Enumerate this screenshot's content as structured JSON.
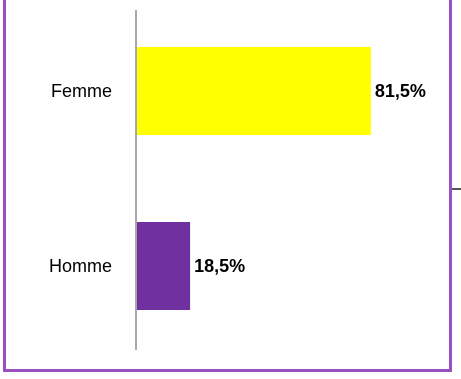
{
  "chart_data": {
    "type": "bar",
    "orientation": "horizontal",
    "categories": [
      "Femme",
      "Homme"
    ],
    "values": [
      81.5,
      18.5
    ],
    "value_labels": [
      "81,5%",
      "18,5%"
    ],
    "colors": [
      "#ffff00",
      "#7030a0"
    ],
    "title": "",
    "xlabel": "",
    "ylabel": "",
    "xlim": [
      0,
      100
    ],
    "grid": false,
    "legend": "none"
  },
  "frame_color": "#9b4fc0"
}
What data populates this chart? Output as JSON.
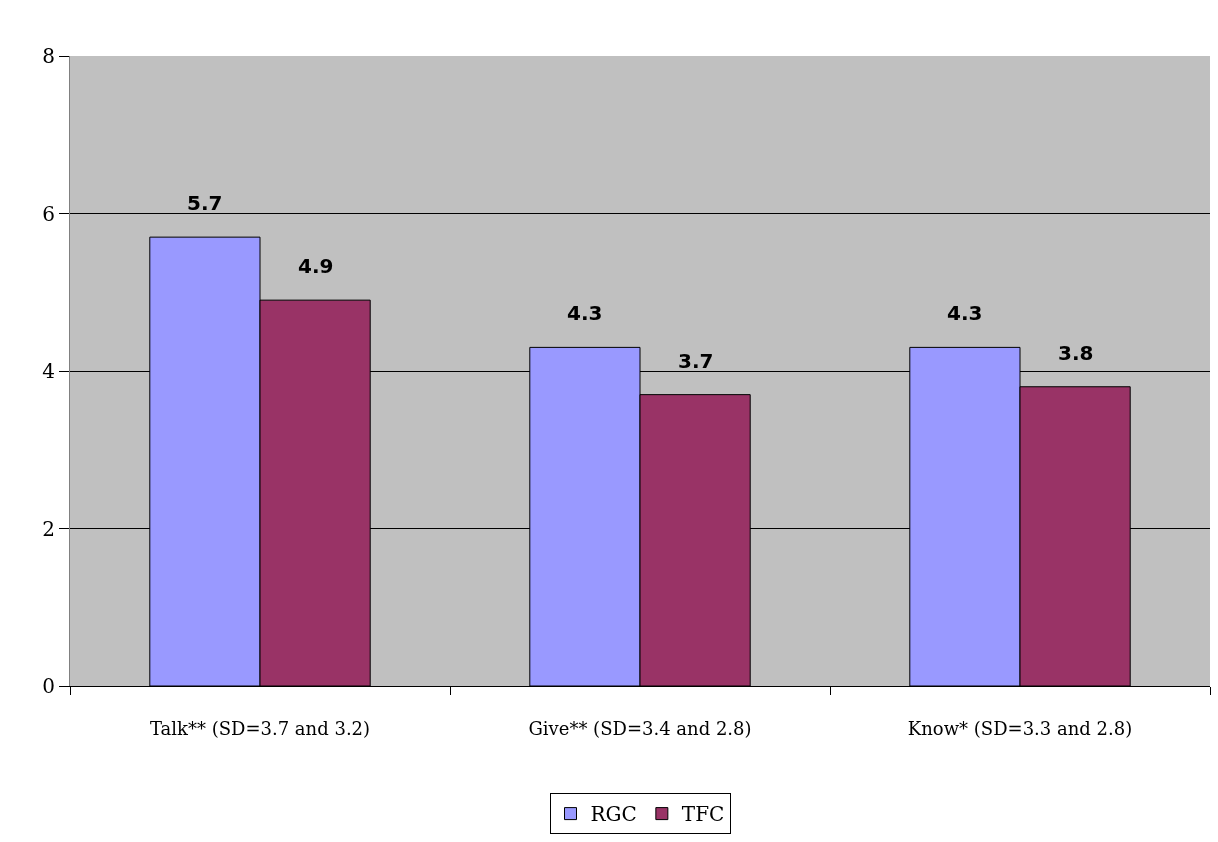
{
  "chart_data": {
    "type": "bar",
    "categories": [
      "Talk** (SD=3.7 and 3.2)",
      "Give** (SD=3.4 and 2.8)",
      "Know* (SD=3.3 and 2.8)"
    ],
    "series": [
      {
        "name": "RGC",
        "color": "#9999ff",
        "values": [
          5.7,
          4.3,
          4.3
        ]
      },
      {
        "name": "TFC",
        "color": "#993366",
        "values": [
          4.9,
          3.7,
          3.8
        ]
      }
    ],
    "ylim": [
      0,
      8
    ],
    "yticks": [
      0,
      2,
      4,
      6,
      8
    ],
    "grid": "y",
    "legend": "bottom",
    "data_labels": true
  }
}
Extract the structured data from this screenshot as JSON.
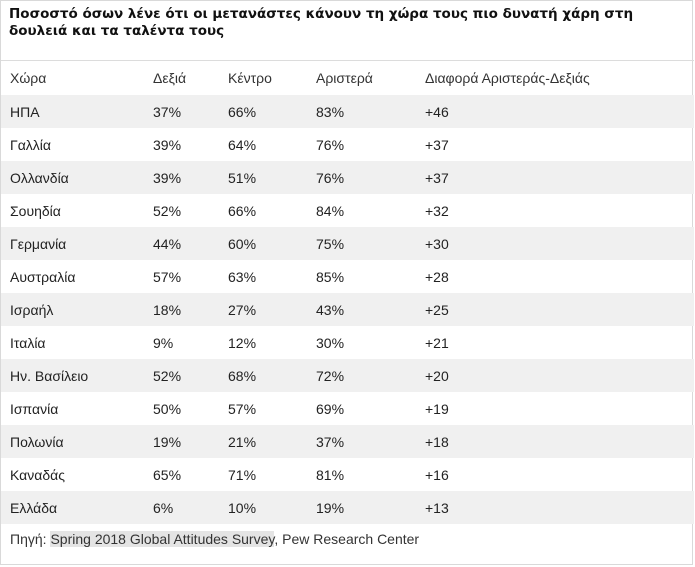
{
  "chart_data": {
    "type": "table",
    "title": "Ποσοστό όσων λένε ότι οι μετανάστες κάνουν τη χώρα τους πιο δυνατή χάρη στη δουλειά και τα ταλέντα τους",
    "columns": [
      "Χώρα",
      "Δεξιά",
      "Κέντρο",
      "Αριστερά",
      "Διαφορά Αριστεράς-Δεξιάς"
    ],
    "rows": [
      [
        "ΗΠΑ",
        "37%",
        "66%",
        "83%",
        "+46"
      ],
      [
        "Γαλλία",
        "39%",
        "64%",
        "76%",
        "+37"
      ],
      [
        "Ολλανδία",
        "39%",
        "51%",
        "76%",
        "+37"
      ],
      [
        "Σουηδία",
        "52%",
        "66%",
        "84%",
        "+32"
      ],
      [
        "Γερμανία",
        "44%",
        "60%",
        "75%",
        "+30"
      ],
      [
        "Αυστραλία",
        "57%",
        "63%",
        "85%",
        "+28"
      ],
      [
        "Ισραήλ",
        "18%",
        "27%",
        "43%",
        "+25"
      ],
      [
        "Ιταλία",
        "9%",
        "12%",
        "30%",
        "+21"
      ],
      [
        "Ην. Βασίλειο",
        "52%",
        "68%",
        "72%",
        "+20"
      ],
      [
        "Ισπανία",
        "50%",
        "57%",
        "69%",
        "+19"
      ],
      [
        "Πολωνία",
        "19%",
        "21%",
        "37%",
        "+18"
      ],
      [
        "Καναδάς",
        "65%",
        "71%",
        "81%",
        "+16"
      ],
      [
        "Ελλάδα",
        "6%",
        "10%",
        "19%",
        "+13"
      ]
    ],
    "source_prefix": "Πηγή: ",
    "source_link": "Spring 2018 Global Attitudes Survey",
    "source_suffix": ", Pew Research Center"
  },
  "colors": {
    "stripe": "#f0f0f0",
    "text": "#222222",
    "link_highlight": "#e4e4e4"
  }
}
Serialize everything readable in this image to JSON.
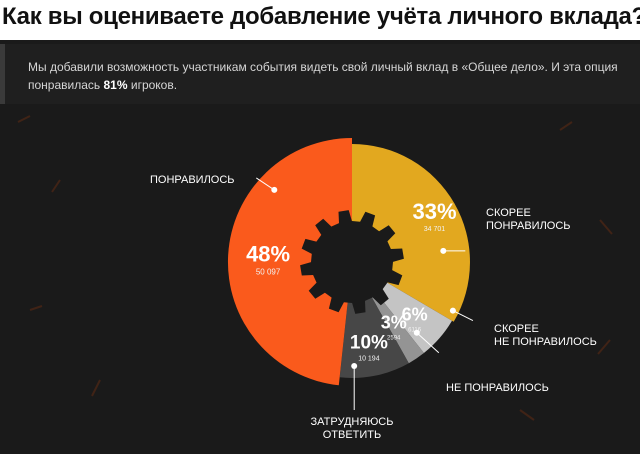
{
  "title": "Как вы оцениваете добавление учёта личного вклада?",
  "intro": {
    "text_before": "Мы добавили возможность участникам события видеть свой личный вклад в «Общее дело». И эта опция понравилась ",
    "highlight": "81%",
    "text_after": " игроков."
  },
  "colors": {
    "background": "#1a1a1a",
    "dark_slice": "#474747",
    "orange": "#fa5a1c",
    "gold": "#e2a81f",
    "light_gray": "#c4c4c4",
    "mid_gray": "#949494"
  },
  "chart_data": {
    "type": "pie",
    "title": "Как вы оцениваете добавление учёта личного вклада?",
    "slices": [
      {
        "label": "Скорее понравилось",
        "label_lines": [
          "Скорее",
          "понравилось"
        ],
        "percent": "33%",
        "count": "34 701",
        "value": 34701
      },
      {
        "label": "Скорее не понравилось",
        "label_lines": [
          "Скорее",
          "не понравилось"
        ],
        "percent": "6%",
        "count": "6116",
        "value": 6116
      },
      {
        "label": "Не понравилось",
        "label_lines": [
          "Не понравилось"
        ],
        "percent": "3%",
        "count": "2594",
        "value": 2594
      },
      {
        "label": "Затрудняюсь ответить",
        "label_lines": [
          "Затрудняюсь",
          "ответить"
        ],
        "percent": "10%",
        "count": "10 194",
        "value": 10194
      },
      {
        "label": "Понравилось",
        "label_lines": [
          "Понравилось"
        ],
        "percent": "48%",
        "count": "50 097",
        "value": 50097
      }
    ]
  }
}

_Task goal_. Go through the data above and transcribe it in full, omitting any image.

_Solution to this problem_.
Enumerate this screenshot's content as structured JSON.
{
  "chart_data": {
    "type": "bar",
    "orientation": "horizontal",
    "categories": [
      "Femme",
      "Homme"
    ],
    "values": [
      81.5,
      18.5
    ],
    "value_labels": [
      "81,5%",
      "18,5%"
    ],
    "colors": [
      "#ffff00",
      "#7030a0"
    ],
    "title": "",
    "xlabel": "",
    "ylabel": "",
    "xlim": [
      0,
      100
    ],
    "grid": false,
    "legend": "none"
  },
  "frame_color": "#9b4fc0"
}
What data populates this chart? Output as JSON.
{
  "chart_data": {
    "type": "bar",
    "categories": [
      "Talk** (SD=3.7 and 3.2)",
      "Give** (SD=3.4 and 2.8)",
      "Know* (SD=3.3 and 2.8)"
    ],
    "series": [
      {
        "name": "RGC",
        "color": "#9999ff",
        "values": [
          5.7,
          4.3,
          4.3
        ]
      },
      {
        "name": "TFC",
        "color": "#993366",
        "values": [
          4.9,
          3.7,
          3.8
        ]
      }
    ],
    "ylim": [
      0,
      8
    ],
    "yticks": [
      0,
      2,
      4,
      6,
      8
    ],
    "grid": "y",
    "legend": "bottom",
    "data_labels": true
  }
}
Extract the structured data from this screenshot as JSON.
{
  "chart_data": {
    "type": "table",
    "title": "Ποσοστό όσων λένε ότι οι μετανάστες κάνουν τη χώρα τους πιο δυνατή χάρη στη δουλειά και τα ταλέντα τους",
    "columns": [
      "Χώρα",
      "Δεξιά",
      "Κέντρο",
      "Αριστερά",
      "Διαφορά Αριστεράς-Δεξιάς"
    ],
    "rows": [
      [
        "ΗΠΑ",
        "37%",
        "66%",
        "83%",
        "+46"
      ],
      [
        "Γαλλία",
        "39%",
        "64%",
        "76%",
        "+37"
      ],
      [
        "Ολλανδία",
        "39%",
        "51%",
        "76%",
        "+37"
      ],
      [
        "Σουηδία",
        "52%",
        "66%",
        "84%",
        "+32"
      ],
      [
        "Γερμανία",
        "44%",
        "60%",
        "75%",
        "+30"
      ],
      [
        "Αυστραλία",
        "57%",
        "63%",
        "85%",
        "+28"
      ],
      [
        "Ισραήλ",
        "18%",
        "27%",
        "43%",
        "+25"
      ],
      [
        "Ιταλία",
        "9%",
        "12%",
        "30%",
        "+21"
      ],
      [
        "Ην. Βασίλειο",
        "52%",
        "68%",
        "72%",
        "+20"
      ],
      [
        "Ισπανία",
        "50%",
        "57%",
        "69%",
        "+19"
      ],
      [
        "Πολωνία",
        "19%",
        "21%",
        "37%",
        "+18"
      ],
      [
        "Καναδάς",
        "65%",
        "71%",
        "81%",
        "+16"
      ],
      [
        "Ελλάδα",
        "6%",
        "10%",
        "19%",
        "+13"
      ]
    ],
    "source_prefix": "Πηγή: ",
    "source_link": "Spring 2018 Global Attitudes Survey",
    "source_suffix": ", Pew Research Center"
  },
  "colors": {
    "stripe": "#f0f0f0",
    "text": "#222222",
    "link_highlight": "#e4e4e4"
  }
}
Serialize everything readable in this image to JSON.
{
  "title": "Как вы оцениваете добавление учёта личного вклада?",
  "intro": {
    "text_before": "Мы добавили возможность участникам события видеть свой личный вклад в «Общее дело». И эта опция понравилась ",
    "highlight": "81%",
    "text_after": " игроков."
  },
  "colors": {
    "background": "#1a1a1a",
    "dark_slice": "#474747",
    "orange": "#fa5a1c",
    "gold": "#e2a81f",
    "light_gray": "#c4c4c4",
    "mid_gray": "#949494"
  },
  "chart_data": {
    "type": "pie",
    "title": "Как вы оцениваете добавление учёта личного вклада?",
    "slices": [
      {
        "label": "Скорее понравилось",
        "label_lines": [
          "Скорее",
          "понравилось"
        ],
        "percent": "33%",
        "count": "34 701",
        "value": 34701
      },
      {
        "label": "Скорее не понравилось",
        "label_lines": [
          "Скорее",
          "не понравилось"
        ],
        "percent": "6%",
        "count": "6116",
        "value": 6116
      },
      {
        "label": "Не понравилось",
        "label_lines": [
          "Не понравилось"
        ],
        "percent": "3%",
        "count": "2594",
        "value": 2594
      },
      {
        "label": "Затрудняюсь ответить",
        "label_lines": [
          "Затрудняюсь",
          "ответить"
        ],
        "percent": "10%",
        "count": "10 194",
        "value": 10194
      },
      {
        "label": "Понравилось",
        "label_lines": [
          "Понравилось"
        ],
        "percent": "48%",
        "count": "50 097",
        "value": 50097
      }
    ]
  }
}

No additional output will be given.